> **Your goal**
Lines that hold the string "JSON" are to be counted; give only their number.

════════

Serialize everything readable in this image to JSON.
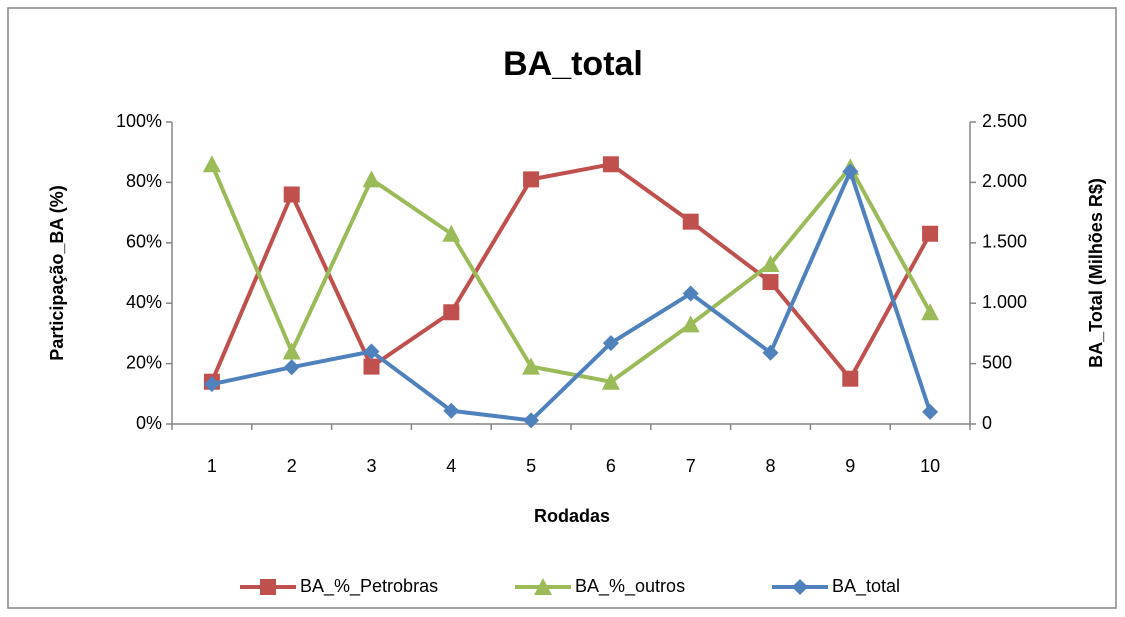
{
  "chart_data": {
    "type": "line",
    "title": "BA_total",
    "x_label": "Rodadas",
    "y_label": "Participação_BA (%)",
    "y2_label": "BA_Total (Milhões R$)",
    "categories": [
      "1",
      "2",
      "3",
      "4",
      "5",
      "6",
      "7",
      "8",
      "9",
      "10"
    ],
    "ylim": [
      0,
      100
    ],
    "yticks": [
      {
        "value": 0,
        "label": "0%"
      },
      {
        "value": 20,
        "label": "20%"
      },
      {
        "value": 40,
        "label": "40%"
      },
      {
        "value": 60,
        "label": "60%"
      },
      {
        "value": 80,
        "label": "80%"
      },
      {
        "value": 100,
        "label": "100%"
      }
    ],
    "y2lim": [
      0,
      2500
    ],
    "y2ticks": [
      0,
      500,
      {
        "value": 1000,
        "label": "1.000"
      },
      {
        "value": 1500,
        "label": "1.500"
      },
      {
        "value": 2000,
        "label": "2.000"
      },
      {
        "value": 2500,
        "label": "2.500"
      }
    ],
    "legend": "bottom",
    "series": [
      {
        "name": "BA_%_Petrobras",
        "color": "#c0504d",
        "marker": "square",
        "values": [
          14,
          76,
          19,
          37,
          81,
          86,
          67,
          47,
          15,
          63
        ]
      },
      {
        "name": "BA_%_outros",
        "color": "#9bbb59",
        "marker": "triangle",
        "values": [
          86,
          24,
          81,
          63,
          19,
          14,
          33,
          53,
          85,
          37
        ]
      },
      {
        "name": "BA_total",
        "color": "#4f81bd",
        "marker": "diamond",
        "axis": "y2",
        "values": [
          330,
          470,
          600,
          110,
          30,
          670,
          1080,
          590,
          2090,
          100
        ]
      }
    ]
  }
}
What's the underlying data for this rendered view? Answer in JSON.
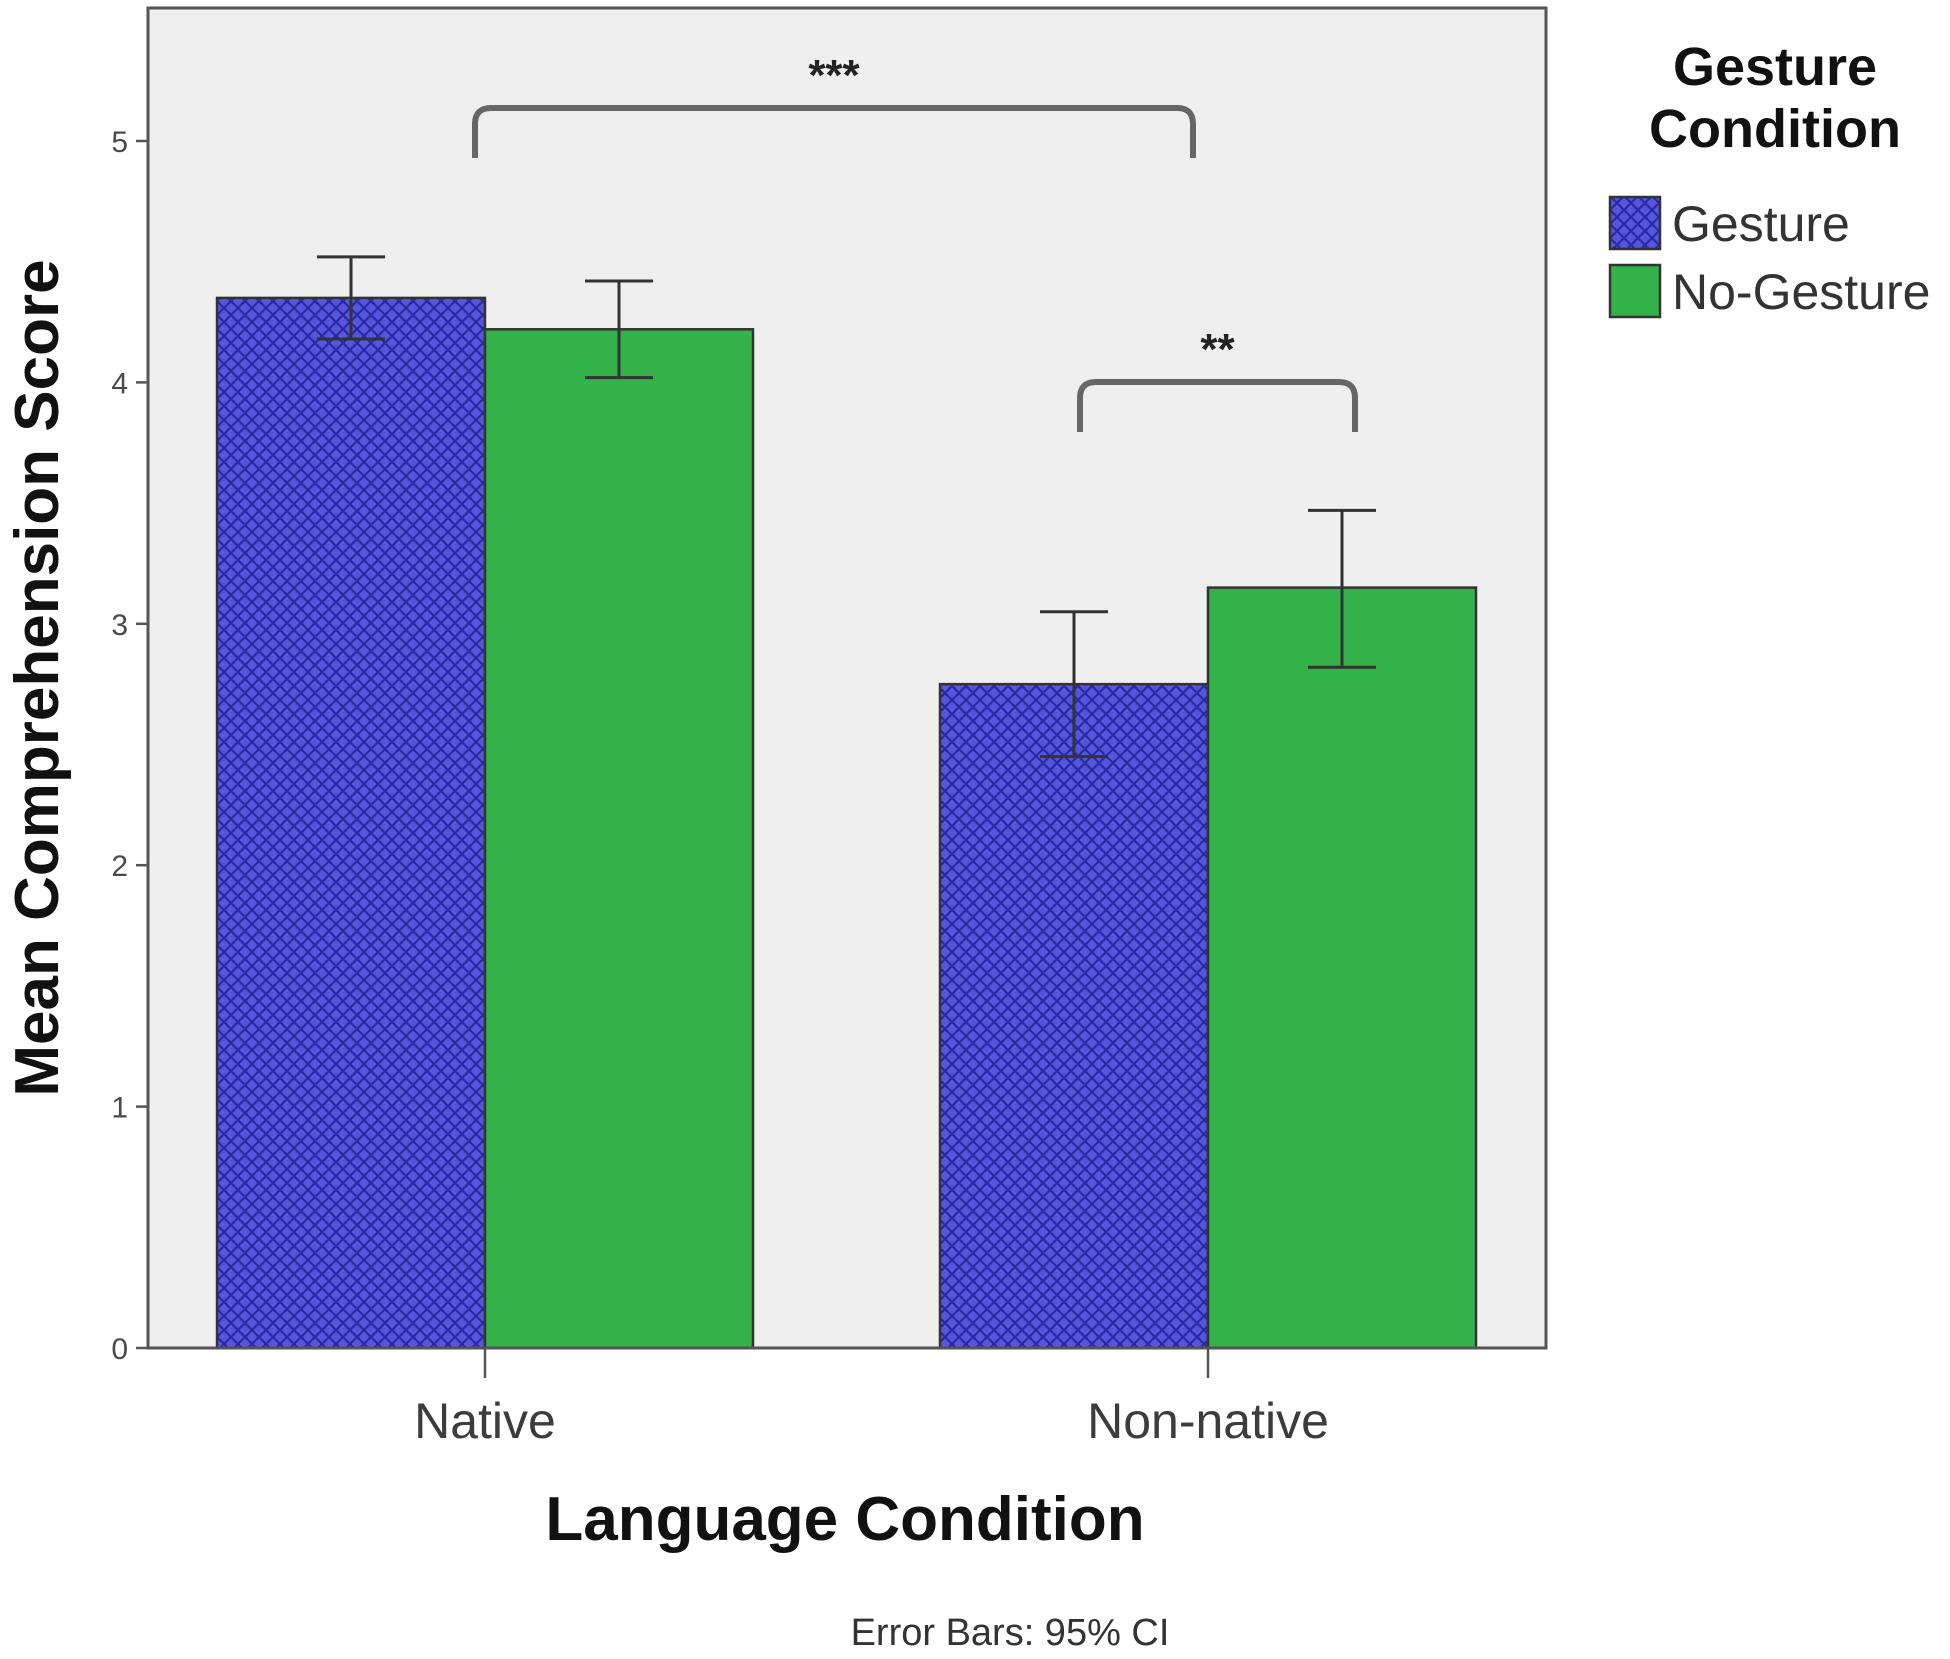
{
  "chart_data": {
    "type": "bar",
    "title": "",
    "xlabel": "Language Condition",
    "ylabel": "Mean Comprehension Score",
    "ylim": [
      0,
      5.5
    ],
    "yticks": [
      0,
      1,
      2,
      3,
      4,
      5
    ],
    "categories": [
      "Native",
      "Non-native"
    ],
    "series": [
      {
        "name": "Gesture",
        "values": [
          4.35,
          2.75
        ],
        "ci_low": [
          4.18,
          2.45
        ],
        "ci_high": [
          4.52,
          3.05
        ]
      },
      {
        "name": "No-Gesture",
        "values": [
          4.22,
          3.15
        ],
        "ci_low": [
          4.02,
          2.82
        ],
        "ci_high": [
          4.42,
          3.47
        ]
      }
    ],
    "legend": {
      "title": "Gesture Condition",
      "title_lines": [
        "Gesture",
        "Condition"
      ],
      "position": "right"
    },
    "annotations": [
      {
        "text": "***",
        "from": "Native",
        "to": "Non-native",
        "level": 5.1
      },
      {
        "text": "**",
        "from": "Non-native Gesture",
        "to": "Non-native No-Gesture",
        "level": 4.0
      }
    ],
    "note": "Error Bars: 95% CI",
    "grid": false
  },
  "colors": {
    "gesture": "#5555dd",
    "gesture_pattern": "#2a2aa0",
    "no_gesture": "#33b24a",
    "plot_background": "#efefef"
  }
}
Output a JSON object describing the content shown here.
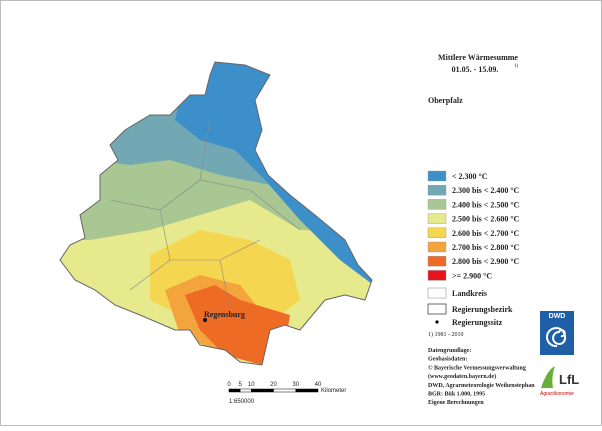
{
  "header": {
    "title": "Mittlere Wärmesumme",
    "period": "01.05. - 15.09.",
    "footnote_mark": "1)",
    "region": "Oberpfalz"
  },
  "legend": {
    "classes": [
      {
        "label": "< 2.300 °C",
        "color": "#3d8fca"
      },
      {
        "label": "2.300 bis < 2.400 °C",
        "color": "#72a8b3"
      },
      {
        "label": "2.400 bis < 2.500 °C",
        "color": "#a9c793"
      },
      {
        "label": "2.500 bis < 2.600 °C",
        "color": "#e6ea8c"
      },
      {
        "label": "2.600 bis < 2.700 °C",
        "color": "#f5d650"
      },
      {
        "label": "2.700 bis < 2.800 °C",
        "color": "#f4a43d"
      },
      {
        "label": "2.800 bis < 2.900 °C",
        "color": "#ee6b25"
      },
      {
        "label": ">= 2.900 °C",
        "color": "#e5141d"
      }
    ],
    "boundaries": [
      "Landkreis",
      "Regierungsbezirk"
    ],
    "seat": "Regierungssitz"
  },
  "footnote": "1) 1981 - 2010",
  "sources": [
    "Datengrundlage:",
    "Geobasisdaten:",
    "© Bayerische Vermessungsverwaltung",
    "(www.geodaten.bayern.de)",
    "DWD, Agrarmeteorologie Weihenstephan",
    "BGR: Bük 1.000, 1995",
    "Eigene Berechnungen"
  ],
  "map": {
    "city": "Regensburg",
    "scale_bar": {
      "ticks": [
        0,
        5,
        10,
        20,
        30,
        40
      ],
      "unit": "Kilometer",
      "ratio": "1:650000"
    }
  },
  "logos": {
    "dwd": "DWD",
    "lfl": "LfL",
    "lfl_sub": "Agrarökonomie"
  }
}
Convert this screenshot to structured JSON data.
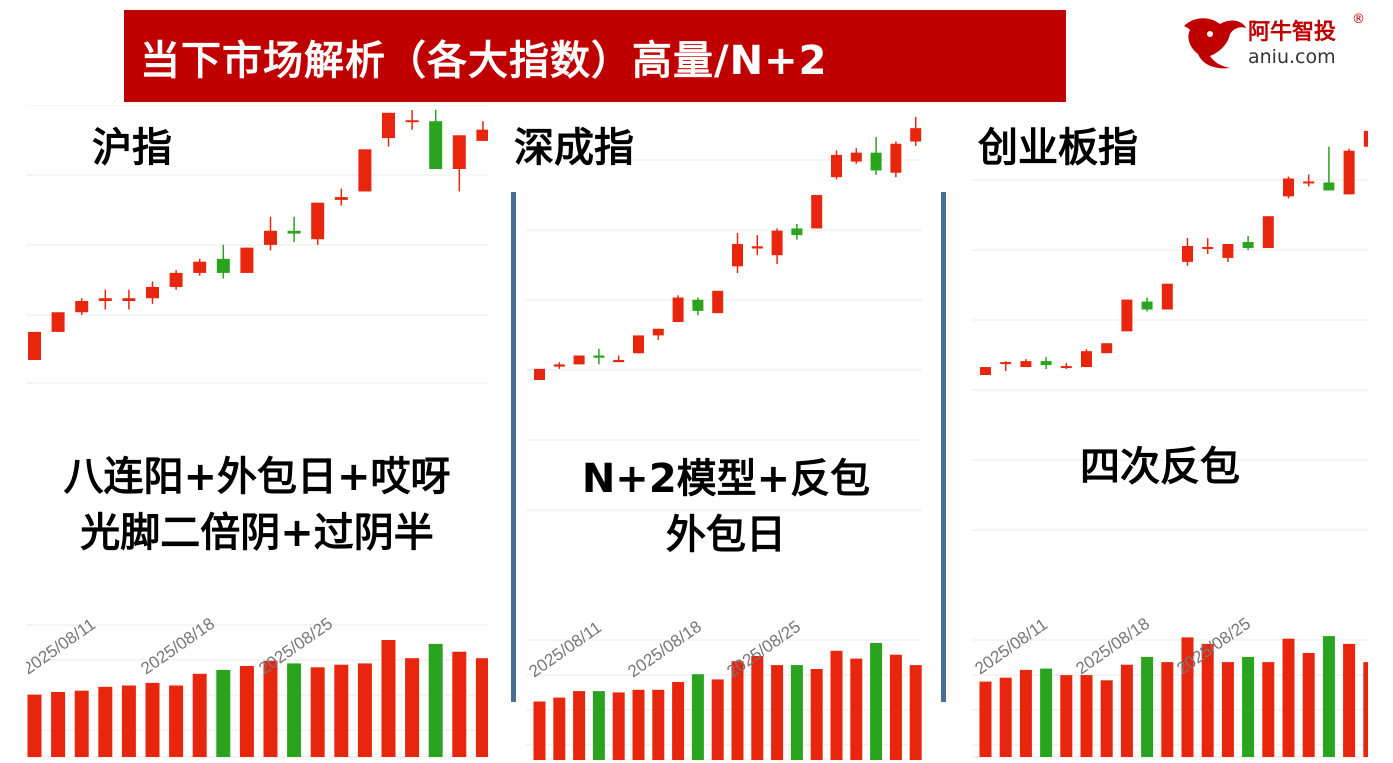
{
  "header": {
    "title": "当下市场解析（各大指数）高量/N+2"
  },
  "logo": {
    "name": "阿牛智投",
    "reg": "®",
    "url": "aniu.com",
    "icon": "bull-head-icon"
  },
  "colors": {
    "up": "#e8260e",
    "down": "#2aa31f",
    "banner": "#c00000",
    "divider": "#4a6d96",
    "grid": "#ebebeb"
  },
  "chart_data": [
    {
      "type": "candlestick",
      "name": "沪指",
      "note_lines": [
        "八连阳+外包日+哎呀",
        "光脚二倍阴+过阴半"
      ],
      "date_ticks": [
        {
          "i": 0,
          "label": "2025/08/11"
        },
        {
          "i": 5,
          "label": "2025/08/18"
        },
        {
          "i": 10,
          "label": "2025/08/25"
        }
      ],
      "price_range": [
        0,
        100
      ],
      "volume_range": [
        0,
        100
      ],
      "candles": [
        {
          "o": 18,
          "c": 28,
          "h": 28,
          "l": 18,
          "v": 48
        },
        {
          "o": 28,
          "c": 35,
          "h": 35,
          "l": 28,
          "v": 50
        },
        {
          "o": 35,
          "c": 39,
          "h": 40,
          "l": 34,
          "v": 51
        },
        {
          "o": 39,
          "c": 40,
          "h": 43,
          "l": 36,
          "v": 54
        },
        {
          "o": 39,
          "c": 40,
          "h": 43,
          "l": 36,
          "v": 55
        },
        {
          "o": 40,
          "c": 44,
          "h": 46,
          "l": 38,
          "v": 57
        },
        {
          "o": 44,
          "c": 49,
          "h": 50,
          "l": 43,
          "v": 55
        },
        {
          "o": 49,
          "c": 53,
          "h": 54,
          "l": 48,
          "v": 64
        },
        {
          "o": 54,
          "c": 49,
          "h": 59,
          "l": 47,
          "v": 67
        },
        {
          "o": 49,
          "c": 58,
          "h": 58,
          "l": 49,
          "v": 70
        },
        {
          "o": 59,
          "c": 64,
          "h": 69,
          "l": 57,
          "v": 74
        },
        {
          "o": 64,
          "c": 63,
          "h": 69,
          "l": 60,
          "v": 72
        },
        {
          "o": 61,
          "c": 74,
          "h": 74,
          "l": 59,
          "v": 69
        },
        {
          "o": 75,
          "c": 76,
          "h": 79,
          "l": 73,
          "v": 71
        },
        {
          "o": 78,
          "c": 93,
          "h": 93,
          "l": 78,
          "v": 72
        },
        {
          "o": 97,
          "c": 106,
          "h": 106,
          "l": 94,
          "v": 90
        },
        {
          "o": 103,
          "c": 103,
          "h": 107,
          "l": 100,
          "v": 76
        },
        {
          "o": 103,
          "c": 86,
          "h": 107,
          "l": 86,
          "v": 87
        },
        {
          "o": 86,
          "c": 98,
          "h": 98,
          "l": 78,
          "v": 81
        },
        {
          "o": 96,
          "c": 100,
          "h": 103,
          "l": 96,
          "v": 76
        }
      ]
    },
    {
      "type": "candlestick",
      "name": "深成指",
      "note_lines": [
        "N+2模型+反包",
        "外包日"
      ],
      "date_ticks": [
        {
          "i": 0,
          "label": "2025/08/11"
        },
        {
          "i": 5,
          "label": "2025/08/18"
        },
        {
          "i": 10,
          "label": "2025/08/25"
        }
      ],
      "price_range": [
        0,
        100
      ],
      "volume_range": [
        0,
        100
      ],
      "candles": [
        {
          "o": 8,
          "c": 13,
          "h": 13,
          "l": 8,
          "v": 45
        },
        {
          "o": 14,
          "c": 15,
          "h": 16,
          "l": 13,
          "v": 48
        },
        {
          "o": 15,
          "c": 19,
          "h": 19,
          "l": 15,
          "v": 53
        },
        {
          "o": 19,
          "c": 18,
          "h": 22,
          "l": 15,
          "v": 53
        },
        {
          "o": 16,
          "c": 17,
          "h": 19,
          "l": 16,
          "v": 52
        },
        {
          "o": 20,
          "c": 28,
          "h": 28,
          "l": 20,
          "v": 54
        },
        {
          "o": 28,
          "c": 31,
          "h": 31,
          "l": 26,
          "v": 54
        },
        {
          "o": 34,
          "c": 45,
          "h": 46,
          "l": 34,
          "v": 60
        },
        {
          "o": 44,
          "c": 39,
          "h": 45,
          "l": 37,
          "v": 66
        },
        {
          "o": 38,
          "c": 48,
          "h": 48,
          "l": 38,
          "v": 62
        },
        {
          "o": 59,
          "c": 69,
          "h": 74,
          "l": 56,
          "v": 76
        },
        {
          "o": 67,
          "c": 68,
          "h": 73,
          "l": 64,
          "v": 80
        },
        {
          "o": 64,
          "c": 75,
          "h": 76,
          "l": 60,
          "v": 73
        },
        {
          "o": 76,
          "c": 73,
          "h": 78,
          "l": 71,
          "v": 73
        },
        {
          "o": 76,
          "c": 91,
          "h": 91,
          "l": 76,
          "v": 70
        },
        {
          "o": 99,
          "c": 109,
          "h": 111,
          "l": 98,
          "v": 84
        },
        {
          "o": 106,
          "c": 110,
          "h": 112,
          "l": 105,
          "v": 78
        },
        {
          "o": 110,
          "c": 102,
          "h": 117,
          "l": 100,
          "v": 90
        },
        {
          "o": 101,
          "c": 114,
          "h": 115,
          "l": 99,
          "v": 81
        },
        {
          "o": 115,
          "c": 121,
          "h": 126,
          "l": 113,
          "v": 73
        }
      ]
    },
    {
      "type": "candlestick",
      "name": "创业板指",
      "note_lines": [
        "四次反包"
      ],
      "date_ticks": [
        {
          "i": 0,
          "label": "2025/08/11"
        },
        {
          "i": 5,
          "label": "2025/08/18"
        },
        {
          "i": 10,
          "label": "2025/08/25"
        }
      ],
      "price_range": [
        0,
        100
      ],
      "volume_range": [
        0,
        100
      ],
      "candles": [
        {
          "o": 7,
          "c": 11,
          "h": 11,
          "l": 7,
          "v": 58
        },
        {
          "o": 12,
          "c": 13,
          "h": 14,
          "l": 9,
          "v": 61
        },
        {
          "o": 11,
          "c": 14,
          "h": 15,
          "l": 11,
          "v": 67
        },
        {
          "o": 14,
          "c": 12,
          "h": 16,
          "l": 10,
          "v": 68
        },
        {
          "o": 11,
          "c": 11,
          "h": 13,
          "l": 10,
          "v": 63
        },
        {
          "o": 11,
          "c": 19,
          "h": 20,
          "l": 11,
          "v": 63
        },
        {
          "o": 18,
          "c": 23,
          "h": 23,
          "l": 18,
          "v": 59
        },
        {
          "o": 29,
          "c": 45,
          "h": 45,
          "l": 29,
          "v": 71
        },
        {
          "o": 44,
          "c": 40,
          "h": 46,
          "l": 39,
          "v": 77
        },
        {
          "o": 40,
          "c": 53,
          "h": 53,
          "l": 40,
          "v": 73
        },
        {
          "o": 64,
          "c": 72,
          "h": 76,
          "l": 62,
          "v": 92
        },
        {
          "o": 70,
          "c": 71,
          "h": 76,
          "l": 68,
          "v": 87
        },
        {
          "o": 66,
          "c": 73,
          "h": 73,
          "l": 64,
          "v": 73
        },
        {
          "o": 74,
          "c": 71,
          "h": 77,
          "l": 70,
          "v": 77
        },
        {
          "o": 71,
          "c": 87,
          "h": 87,
          "l": 71,
          "v": 73
        },
        {
          "o": 97,
          "c": 106,
          "h": 107,
          "l": 96,
          "v": 91
        },
        {
          "o": 104,
          "c": 104,
          "h": 108,
          "l": 102,
          "v": 80
        },
        {
          "o": 104,
          "c": 100,
          "h": 122,
          "l": 100,
          "v": 93
        },
        {
          "o": 98,
          "c": 120,
          "h": 121,
          "l": 98,
          "v": 87
        },
        {
          "o": 122,
          "c": 130,
          "h": 139,
          "l": 120,
          "v": 73
        }
      ]
    }
  ]
}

════════

> **Final result**
4